* **Your goal**
Copy, from the entries below, each line in which the string "آئین" appears.

* **Information supplied**
★ ★ ★

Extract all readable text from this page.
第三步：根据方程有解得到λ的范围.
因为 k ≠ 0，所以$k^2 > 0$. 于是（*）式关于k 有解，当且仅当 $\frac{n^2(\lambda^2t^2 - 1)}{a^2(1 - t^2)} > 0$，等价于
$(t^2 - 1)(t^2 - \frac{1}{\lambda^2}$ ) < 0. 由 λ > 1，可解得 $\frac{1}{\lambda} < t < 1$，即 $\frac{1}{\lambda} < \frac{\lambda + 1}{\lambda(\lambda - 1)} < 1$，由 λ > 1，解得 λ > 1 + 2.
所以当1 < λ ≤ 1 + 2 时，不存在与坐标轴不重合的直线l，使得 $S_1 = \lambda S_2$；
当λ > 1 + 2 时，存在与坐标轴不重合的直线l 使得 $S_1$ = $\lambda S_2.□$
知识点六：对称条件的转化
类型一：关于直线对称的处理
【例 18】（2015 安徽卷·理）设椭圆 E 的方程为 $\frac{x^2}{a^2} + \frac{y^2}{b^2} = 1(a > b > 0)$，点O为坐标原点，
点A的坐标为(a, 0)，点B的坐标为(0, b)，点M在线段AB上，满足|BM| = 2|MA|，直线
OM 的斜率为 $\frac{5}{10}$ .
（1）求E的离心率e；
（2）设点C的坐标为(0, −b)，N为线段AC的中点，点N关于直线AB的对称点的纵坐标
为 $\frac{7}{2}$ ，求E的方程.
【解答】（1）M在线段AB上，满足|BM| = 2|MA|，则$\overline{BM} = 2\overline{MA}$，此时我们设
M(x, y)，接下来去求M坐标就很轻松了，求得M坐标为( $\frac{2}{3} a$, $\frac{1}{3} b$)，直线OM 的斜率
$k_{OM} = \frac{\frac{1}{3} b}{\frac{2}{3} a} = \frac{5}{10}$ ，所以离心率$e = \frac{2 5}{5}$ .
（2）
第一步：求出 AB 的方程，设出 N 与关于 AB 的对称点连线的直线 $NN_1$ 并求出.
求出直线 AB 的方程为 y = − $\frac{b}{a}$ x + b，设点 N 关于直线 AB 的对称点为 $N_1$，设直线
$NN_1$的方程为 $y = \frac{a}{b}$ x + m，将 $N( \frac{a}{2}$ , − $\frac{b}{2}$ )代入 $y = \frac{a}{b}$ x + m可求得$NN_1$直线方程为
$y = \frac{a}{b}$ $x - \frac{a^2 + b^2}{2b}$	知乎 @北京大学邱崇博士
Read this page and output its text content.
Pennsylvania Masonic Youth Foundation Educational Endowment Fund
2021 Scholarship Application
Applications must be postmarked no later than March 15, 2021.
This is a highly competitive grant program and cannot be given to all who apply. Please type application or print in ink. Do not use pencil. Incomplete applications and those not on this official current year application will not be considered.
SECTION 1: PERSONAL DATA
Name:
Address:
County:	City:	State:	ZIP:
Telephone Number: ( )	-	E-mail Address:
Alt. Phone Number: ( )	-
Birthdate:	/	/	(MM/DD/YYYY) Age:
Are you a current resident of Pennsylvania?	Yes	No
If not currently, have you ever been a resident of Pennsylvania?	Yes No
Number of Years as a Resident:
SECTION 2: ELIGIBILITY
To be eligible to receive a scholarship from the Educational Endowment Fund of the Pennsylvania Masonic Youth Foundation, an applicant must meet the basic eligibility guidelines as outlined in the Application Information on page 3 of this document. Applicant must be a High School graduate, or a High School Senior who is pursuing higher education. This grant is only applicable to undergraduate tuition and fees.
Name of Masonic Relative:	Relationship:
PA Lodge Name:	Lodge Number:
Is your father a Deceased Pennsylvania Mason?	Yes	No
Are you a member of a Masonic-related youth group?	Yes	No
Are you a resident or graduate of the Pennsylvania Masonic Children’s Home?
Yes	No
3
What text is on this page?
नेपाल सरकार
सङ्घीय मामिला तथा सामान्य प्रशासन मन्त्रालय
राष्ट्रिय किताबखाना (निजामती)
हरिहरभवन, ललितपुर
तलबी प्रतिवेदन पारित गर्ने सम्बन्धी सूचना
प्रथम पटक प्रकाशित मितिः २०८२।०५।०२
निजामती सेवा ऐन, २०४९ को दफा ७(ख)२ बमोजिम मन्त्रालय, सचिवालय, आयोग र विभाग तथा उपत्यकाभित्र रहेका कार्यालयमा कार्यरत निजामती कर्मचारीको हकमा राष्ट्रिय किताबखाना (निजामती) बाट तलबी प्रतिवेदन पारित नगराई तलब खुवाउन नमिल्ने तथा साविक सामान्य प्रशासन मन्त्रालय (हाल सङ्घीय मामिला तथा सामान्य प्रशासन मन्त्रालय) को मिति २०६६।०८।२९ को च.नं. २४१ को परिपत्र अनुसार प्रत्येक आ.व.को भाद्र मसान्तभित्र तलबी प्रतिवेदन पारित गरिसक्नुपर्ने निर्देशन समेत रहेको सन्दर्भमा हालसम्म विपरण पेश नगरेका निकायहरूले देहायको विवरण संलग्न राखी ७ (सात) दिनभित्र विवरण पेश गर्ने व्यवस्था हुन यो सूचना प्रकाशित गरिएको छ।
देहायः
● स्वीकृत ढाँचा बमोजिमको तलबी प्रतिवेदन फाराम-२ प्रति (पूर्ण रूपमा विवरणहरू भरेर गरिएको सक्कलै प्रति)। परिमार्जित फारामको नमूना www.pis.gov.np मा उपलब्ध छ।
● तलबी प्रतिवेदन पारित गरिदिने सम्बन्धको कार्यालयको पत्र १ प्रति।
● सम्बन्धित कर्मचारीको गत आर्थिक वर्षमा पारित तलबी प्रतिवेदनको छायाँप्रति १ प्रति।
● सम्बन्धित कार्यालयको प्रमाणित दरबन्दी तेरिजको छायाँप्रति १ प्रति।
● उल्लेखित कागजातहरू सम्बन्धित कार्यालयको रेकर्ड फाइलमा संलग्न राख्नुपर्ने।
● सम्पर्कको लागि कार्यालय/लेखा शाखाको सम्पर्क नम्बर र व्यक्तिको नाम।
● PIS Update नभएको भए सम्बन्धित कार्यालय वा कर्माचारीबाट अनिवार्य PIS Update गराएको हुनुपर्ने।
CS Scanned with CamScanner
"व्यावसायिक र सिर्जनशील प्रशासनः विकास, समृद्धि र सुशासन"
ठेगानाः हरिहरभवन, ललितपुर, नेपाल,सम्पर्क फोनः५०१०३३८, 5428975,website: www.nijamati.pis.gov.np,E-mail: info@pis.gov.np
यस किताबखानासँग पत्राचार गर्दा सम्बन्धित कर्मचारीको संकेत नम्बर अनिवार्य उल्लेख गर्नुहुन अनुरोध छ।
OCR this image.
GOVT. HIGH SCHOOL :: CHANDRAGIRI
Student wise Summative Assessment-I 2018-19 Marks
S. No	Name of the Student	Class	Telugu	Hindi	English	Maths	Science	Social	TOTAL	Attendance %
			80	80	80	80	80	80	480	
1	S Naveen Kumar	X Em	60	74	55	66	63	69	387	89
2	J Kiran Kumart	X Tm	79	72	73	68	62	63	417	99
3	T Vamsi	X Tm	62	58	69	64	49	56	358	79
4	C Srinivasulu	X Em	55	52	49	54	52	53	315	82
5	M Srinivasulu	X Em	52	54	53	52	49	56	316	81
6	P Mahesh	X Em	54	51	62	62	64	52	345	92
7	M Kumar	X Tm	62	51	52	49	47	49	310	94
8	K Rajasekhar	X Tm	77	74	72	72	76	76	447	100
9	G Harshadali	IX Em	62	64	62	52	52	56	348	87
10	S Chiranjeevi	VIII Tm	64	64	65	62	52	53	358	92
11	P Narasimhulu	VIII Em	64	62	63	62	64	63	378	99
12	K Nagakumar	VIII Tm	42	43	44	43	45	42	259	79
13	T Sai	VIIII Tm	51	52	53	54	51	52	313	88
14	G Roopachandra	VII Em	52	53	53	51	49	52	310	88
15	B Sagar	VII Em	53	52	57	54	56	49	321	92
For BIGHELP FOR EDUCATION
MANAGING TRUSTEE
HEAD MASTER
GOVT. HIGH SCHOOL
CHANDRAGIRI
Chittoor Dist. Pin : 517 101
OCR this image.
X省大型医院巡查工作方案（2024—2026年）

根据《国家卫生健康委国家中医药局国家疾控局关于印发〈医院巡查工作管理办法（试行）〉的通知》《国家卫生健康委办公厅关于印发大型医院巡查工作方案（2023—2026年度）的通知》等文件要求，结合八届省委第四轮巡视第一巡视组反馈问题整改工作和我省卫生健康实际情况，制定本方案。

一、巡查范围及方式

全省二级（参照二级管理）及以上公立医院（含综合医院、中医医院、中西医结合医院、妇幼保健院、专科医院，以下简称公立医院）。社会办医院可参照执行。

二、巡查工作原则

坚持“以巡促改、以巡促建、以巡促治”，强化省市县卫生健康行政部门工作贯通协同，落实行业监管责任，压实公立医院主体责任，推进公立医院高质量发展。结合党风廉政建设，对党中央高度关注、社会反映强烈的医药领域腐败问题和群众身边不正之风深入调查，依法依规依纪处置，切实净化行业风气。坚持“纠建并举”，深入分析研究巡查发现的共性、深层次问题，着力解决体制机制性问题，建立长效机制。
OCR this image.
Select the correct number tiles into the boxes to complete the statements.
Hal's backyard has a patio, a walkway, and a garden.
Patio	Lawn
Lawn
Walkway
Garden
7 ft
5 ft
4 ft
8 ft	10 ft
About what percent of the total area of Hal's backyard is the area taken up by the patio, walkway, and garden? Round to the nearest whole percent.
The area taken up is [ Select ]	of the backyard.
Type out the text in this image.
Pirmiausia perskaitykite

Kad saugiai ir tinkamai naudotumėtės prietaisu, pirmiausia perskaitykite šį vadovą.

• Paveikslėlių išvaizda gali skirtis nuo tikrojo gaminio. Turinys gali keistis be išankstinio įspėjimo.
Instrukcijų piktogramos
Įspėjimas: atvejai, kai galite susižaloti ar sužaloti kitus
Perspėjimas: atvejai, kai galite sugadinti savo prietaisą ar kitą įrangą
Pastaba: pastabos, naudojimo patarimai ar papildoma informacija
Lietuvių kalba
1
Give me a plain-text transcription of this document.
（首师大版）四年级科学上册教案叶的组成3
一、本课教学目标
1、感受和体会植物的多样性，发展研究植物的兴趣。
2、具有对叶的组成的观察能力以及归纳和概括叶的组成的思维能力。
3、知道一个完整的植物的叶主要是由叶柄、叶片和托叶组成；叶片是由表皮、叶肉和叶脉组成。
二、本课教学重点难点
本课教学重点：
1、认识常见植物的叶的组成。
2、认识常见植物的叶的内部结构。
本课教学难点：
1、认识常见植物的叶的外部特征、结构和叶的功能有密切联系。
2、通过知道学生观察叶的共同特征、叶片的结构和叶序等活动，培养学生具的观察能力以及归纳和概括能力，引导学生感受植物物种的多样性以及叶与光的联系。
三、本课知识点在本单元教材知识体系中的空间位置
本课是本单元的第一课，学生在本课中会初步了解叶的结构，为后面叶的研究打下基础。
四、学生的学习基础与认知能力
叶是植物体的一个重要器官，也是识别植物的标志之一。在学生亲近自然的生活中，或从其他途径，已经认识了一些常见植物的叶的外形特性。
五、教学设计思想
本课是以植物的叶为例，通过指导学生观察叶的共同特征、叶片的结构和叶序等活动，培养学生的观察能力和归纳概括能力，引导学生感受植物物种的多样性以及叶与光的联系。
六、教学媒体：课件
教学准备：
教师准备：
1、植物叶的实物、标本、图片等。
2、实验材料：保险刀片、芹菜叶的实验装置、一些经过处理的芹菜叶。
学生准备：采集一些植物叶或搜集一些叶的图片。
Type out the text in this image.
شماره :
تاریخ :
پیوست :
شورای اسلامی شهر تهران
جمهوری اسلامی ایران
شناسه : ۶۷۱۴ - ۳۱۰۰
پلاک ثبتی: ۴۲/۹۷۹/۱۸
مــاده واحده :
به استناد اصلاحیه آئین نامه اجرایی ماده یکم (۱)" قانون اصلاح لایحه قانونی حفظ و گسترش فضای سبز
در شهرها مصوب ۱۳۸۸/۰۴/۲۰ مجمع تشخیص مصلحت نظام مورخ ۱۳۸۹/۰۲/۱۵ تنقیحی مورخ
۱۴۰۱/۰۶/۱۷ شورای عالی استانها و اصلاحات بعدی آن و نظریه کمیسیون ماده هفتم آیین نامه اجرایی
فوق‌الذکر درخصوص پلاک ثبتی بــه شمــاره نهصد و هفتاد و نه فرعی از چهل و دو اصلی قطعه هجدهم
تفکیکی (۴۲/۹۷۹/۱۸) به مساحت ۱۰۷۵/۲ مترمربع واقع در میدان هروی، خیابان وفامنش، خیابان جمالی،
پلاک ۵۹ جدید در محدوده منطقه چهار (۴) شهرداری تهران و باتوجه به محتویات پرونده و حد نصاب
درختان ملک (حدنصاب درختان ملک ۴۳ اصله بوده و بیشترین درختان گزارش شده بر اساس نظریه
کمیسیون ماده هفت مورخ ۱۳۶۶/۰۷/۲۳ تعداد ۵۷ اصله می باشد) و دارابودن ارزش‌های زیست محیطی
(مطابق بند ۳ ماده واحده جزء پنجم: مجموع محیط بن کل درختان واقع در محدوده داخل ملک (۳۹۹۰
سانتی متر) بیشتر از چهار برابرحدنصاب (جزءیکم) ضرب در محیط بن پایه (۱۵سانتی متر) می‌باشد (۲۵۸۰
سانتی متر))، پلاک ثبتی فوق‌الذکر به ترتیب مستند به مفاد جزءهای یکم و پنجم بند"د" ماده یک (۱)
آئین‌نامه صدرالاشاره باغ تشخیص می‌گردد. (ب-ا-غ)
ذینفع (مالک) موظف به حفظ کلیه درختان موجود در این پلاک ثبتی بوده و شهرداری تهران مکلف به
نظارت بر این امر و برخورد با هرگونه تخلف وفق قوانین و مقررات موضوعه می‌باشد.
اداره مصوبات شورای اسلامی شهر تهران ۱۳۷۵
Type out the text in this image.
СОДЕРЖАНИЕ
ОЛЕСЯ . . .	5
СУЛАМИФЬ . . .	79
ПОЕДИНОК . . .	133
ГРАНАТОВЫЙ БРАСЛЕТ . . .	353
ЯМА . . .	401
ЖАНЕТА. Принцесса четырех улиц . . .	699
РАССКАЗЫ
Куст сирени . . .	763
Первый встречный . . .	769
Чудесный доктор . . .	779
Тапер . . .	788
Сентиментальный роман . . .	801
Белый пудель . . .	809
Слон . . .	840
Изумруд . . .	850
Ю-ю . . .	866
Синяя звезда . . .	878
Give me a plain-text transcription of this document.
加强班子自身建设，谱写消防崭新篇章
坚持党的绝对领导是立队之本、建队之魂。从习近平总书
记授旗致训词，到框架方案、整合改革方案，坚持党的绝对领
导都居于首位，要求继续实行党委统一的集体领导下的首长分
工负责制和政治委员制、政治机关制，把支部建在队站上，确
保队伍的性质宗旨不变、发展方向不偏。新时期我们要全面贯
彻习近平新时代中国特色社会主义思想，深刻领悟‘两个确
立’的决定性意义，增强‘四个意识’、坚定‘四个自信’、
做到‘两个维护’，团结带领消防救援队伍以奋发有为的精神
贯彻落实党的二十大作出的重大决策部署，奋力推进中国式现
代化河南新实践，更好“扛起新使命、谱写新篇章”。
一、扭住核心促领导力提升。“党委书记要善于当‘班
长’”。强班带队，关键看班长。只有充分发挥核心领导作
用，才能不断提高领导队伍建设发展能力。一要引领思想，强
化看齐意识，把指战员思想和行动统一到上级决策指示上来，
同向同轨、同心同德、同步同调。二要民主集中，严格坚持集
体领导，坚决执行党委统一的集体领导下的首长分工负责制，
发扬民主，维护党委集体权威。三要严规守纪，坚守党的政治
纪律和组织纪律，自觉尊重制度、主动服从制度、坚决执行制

★ ★ ★

* **Expected answer**
به استناد اصلاحیه آئین نامه اجرایی ماده یکم (۱)" قانون اصلاح لایحه قانونی حفظ و گسترش فضای سبز
آئین‌نامه صدرالاشاره باغ تشخیص می‌گردد. (ب-ا-غ)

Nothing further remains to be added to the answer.